▶ TASK INPUTS:
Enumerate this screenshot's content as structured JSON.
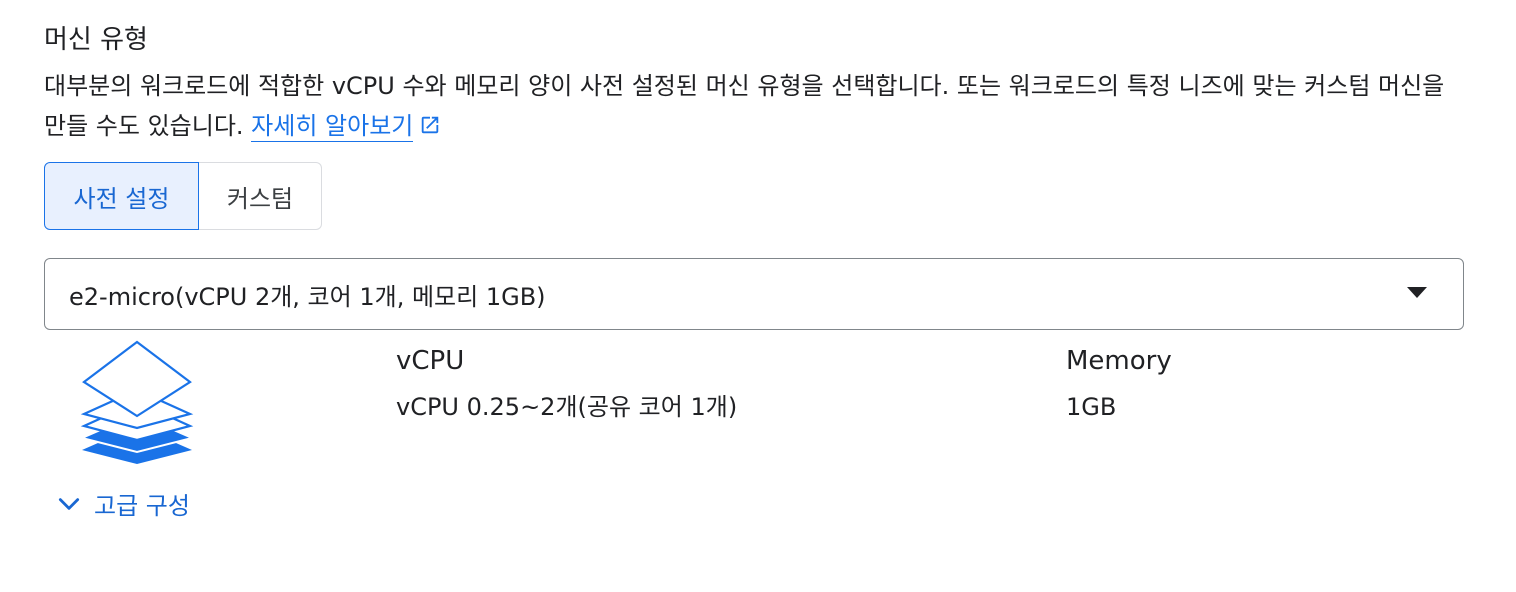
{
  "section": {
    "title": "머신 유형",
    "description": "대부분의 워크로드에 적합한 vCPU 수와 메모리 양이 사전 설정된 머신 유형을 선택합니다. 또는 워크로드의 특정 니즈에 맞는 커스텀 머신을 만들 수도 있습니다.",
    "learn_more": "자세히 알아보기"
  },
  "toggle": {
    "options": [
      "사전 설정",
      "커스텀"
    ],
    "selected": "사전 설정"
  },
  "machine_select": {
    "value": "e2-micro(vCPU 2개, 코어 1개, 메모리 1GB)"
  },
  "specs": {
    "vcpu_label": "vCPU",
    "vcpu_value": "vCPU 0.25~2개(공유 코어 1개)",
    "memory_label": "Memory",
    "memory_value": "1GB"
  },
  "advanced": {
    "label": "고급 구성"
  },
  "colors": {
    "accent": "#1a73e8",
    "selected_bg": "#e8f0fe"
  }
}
--
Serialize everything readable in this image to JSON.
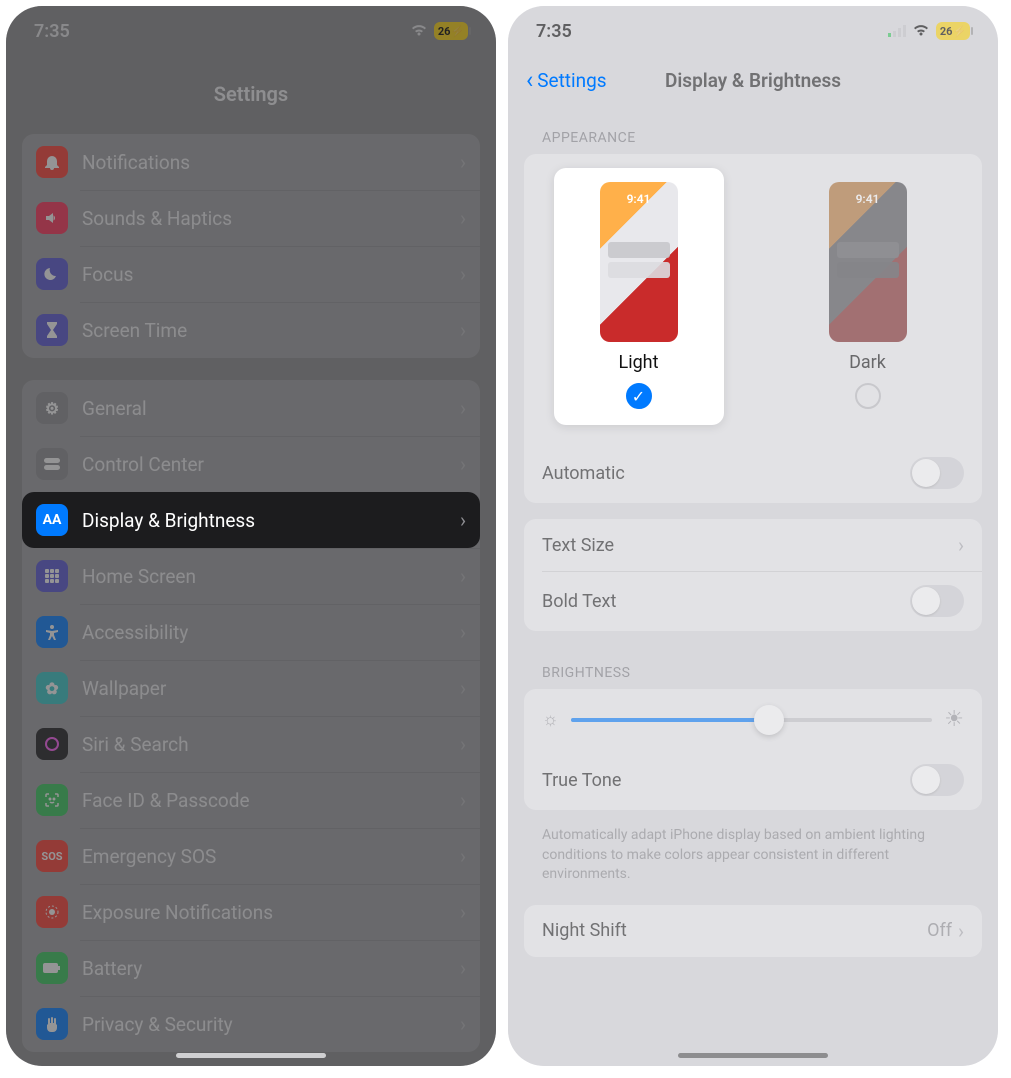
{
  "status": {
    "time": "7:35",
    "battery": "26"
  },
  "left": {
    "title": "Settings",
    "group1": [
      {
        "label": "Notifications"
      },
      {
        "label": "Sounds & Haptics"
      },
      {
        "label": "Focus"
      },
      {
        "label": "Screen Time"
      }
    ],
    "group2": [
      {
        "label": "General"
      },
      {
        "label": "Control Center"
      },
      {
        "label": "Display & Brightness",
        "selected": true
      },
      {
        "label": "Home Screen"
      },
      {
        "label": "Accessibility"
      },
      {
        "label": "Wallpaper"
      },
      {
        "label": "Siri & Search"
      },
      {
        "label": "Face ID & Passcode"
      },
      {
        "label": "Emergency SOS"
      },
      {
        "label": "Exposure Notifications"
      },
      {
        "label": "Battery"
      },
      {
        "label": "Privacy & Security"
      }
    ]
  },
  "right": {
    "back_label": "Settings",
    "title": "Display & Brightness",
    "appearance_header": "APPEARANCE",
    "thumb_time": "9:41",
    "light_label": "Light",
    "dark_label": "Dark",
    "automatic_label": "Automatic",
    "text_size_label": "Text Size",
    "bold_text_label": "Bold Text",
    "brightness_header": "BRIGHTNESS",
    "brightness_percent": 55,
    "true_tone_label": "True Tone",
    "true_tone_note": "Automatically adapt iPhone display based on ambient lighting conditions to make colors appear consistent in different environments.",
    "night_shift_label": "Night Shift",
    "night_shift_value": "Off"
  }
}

▶ EXERCISE PROMPT: Copy every line of the material in which the word "colors" occurs.

▶ COMPLETED TASK:
  "colors": {
    "true_tone_note": "Automatically adapt iPhone display based on ambient lighting conditions to make colors appear consistent in different environments.",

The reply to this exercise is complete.